In this case I am content to adopt the judgment of Farwell, J., with which I entirely concur; and I can not find any satisfactory answer to that judgment in the judgment of the court of appeal which overruled it. If the legislature has created a thing which can own property, which can employ servants, which can inflict injury, it must be taken, I think, to have impliedly given the power to make it suable in a court of law for injuries purposely done by its authority and procurement. I move your lordships that the judgment of the court of appeal be reversed, and that of Farwell, J., restored.

Defeated in the courts of law, the only appeal now left for the trade unions was to the court of public opinion, and they at once began to put in motion the machinery of agitation and appeal which had served them so effectively in the past and which, as the event has now apparently proved, was to avail for their success again. In 1824, Parliament had passed an act repealing the statutes to prevent the combination of workingmen, but its operation being unsatisfactory, a commission of inquiry was appointed and its deliberations resulted in a new law in 1825; the interpretation placed by the courts upon the act of 1825 being unsatisfactory to those who expected to benefit by it, prolonged agitation brought about the enactment of a new law in 1859; again, the court decisions were unsatisfactory and again, in 1867, a commission was appointed to consider the situation, and its report resulted in the legislation of 1871; once more, a distasteful court decision provoked so much criticism that a commission of inquiry was created to see what should be done about it, and further amendatory legislation was passed on the government's motion in 1875. This legislation remained unchallenged until 1900, but no sooner had the British workingman recovered from the first paralyzing effect of the blow dealt by the Taff Vale decision, than he sought by the orderly processes of law to nullify the decree of the court. He set out, in short, to secure an amendment of the Trade Union

1 The text of the Taff Vale decision by the House of Lords is given in full in Part III of the Annual Report of the Massachusetts Bureau of Statistics of Labor for 1906 (p. 232) on the Incorporation of Trade Unions.

Acts in such language as to incorporate into the law that construction of the rights, privileges, and immunities of trade unionism as had been popularly supposed for thirty years was already guaranteed by the statutes.

1901-1906. Mr. Bell, the Secretary of the Amalgamated Society of Railway Servants, who was also a member of Parliament, introduced a bill to legalize the conduct of trade disputes. But passage of legislation was postponed, as it had been when similar demands for the amendment of existing law were made on former occasions, pending a formal inquiry into the whole matter which, indeed, was seen to involve many fine points of law as well as of public policy. A royal commission was therefore appointed in June, 1903, and its report, made to the King and transmitted to Parliament in 1906, is printed on the foregoing pages. Its recommendations resulted in a bill being brought in for the government by Sir J. Lawson Walton, the Attorney-General, intended to meet the demands of labor. It had a somewhat stormy passage through the House of Commons. In its original form it sought to define and limit conspiracy, to make peaceful picketing legal; and to safeguard trade union funds from claims for damages, in order to legally restore the status of the unions in this respect to the position of immunity which they had enjoyed for a generation prior to the revolutionary Taff Vale decision.

_EXTRACTED RECORDS_

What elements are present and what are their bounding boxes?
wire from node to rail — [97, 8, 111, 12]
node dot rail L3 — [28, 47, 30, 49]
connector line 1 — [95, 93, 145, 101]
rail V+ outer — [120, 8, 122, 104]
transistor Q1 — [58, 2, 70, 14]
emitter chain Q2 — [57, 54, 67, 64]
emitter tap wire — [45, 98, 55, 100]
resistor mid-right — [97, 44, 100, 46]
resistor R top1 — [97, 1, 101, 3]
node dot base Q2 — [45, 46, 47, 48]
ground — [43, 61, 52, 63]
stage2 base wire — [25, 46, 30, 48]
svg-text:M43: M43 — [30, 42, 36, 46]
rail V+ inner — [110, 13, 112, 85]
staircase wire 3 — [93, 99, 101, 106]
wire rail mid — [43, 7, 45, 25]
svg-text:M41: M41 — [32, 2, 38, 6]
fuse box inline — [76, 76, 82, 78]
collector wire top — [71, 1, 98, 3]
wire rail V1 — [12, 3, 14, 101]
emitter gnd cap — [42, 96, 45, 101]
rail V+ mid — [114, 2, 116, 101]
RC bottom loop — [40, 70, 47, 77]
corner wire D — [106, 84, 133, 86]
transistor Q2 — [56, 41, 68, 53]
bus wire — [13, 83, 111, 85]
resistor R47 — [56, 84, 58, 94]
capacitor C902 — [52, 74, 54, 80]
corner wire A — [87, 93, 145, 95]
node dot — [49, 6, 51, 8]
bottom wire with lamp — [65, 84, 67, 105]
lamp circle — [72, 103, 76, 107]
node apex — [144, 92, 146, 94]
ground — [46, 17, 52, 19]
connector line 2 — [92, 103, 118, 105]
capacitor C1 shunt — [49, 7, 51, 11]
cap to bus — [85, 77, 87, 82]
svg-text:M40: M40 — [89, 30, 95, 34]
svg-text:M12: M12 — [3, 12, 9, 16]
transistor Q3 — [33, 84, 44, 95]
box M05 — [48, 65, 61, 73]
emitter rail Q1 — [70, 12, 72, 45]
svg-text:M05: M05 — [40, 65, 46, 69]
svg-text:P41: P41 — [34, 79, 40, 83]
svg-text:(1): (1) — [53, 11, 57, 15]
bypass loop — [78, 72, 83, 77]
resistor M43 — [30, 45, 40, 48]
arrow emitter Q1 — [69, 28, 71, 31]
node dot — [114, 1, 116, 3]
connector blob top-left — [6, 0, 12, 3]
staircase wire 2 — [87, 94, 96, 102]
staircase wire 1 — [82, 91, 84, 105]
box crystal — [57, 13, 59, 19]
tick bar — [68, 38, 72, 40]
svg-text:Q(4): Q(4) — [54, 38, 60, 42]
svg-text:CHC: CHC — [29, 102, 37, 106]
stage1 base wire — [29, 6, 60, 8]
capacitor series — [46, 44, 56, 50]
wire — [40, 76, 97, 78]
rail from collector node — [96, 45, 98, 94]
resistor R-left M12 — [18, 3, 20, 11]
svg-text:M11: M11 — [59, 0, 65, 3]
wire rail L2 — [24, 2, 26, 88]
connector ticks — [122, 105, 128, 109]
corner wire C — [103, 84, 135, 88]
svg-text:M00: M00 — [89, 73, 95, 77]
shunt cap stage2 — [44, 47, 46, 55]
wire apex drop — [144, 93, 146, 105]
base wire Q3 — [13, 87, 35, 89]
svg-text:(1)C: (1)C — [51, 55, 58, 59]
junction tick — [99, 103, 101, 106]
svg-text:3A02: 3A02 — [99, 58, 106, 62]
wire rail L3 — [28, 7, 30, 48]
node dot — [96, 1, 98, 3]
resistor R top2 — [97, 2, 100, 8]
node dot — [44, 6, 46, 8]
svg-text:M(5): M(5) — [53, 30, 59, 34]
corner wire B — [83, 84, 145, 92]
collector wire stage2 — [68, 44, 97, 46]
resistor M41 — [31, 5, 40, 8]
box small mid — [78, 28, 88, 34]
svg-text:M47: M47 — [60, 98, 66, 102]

_PROMPT 1_
In the passage on British trade union law, who brought in the government's bill that resulted from the royal commission's recommendations?
_PROMPT 2_
Reproduce the passage on British trade union law word for word, from "In this case" up to and including "Farwell, J., restored.".

_EXERCISE RESULT 1_
Sir J. Lawson Walton, the Attorney-General.

_EXERCISE RESULT 2_
In this case I am content to adopt the judgment of Farwell, J., with which I entirely concur; and I can not find any satisfactory answer to that judgment in the judgment of the court of appeal which overruled it. If the legislature has created a thing which can own property, which can employ servants, which can inflict injury, it must be taken, I think, to have impliedly given the power to make it suable in a court of law for injuries purposely done by its authority and procurement. I move your lordships that the judgment of the court of appeal be reversed, and that of Farwell, J., restored.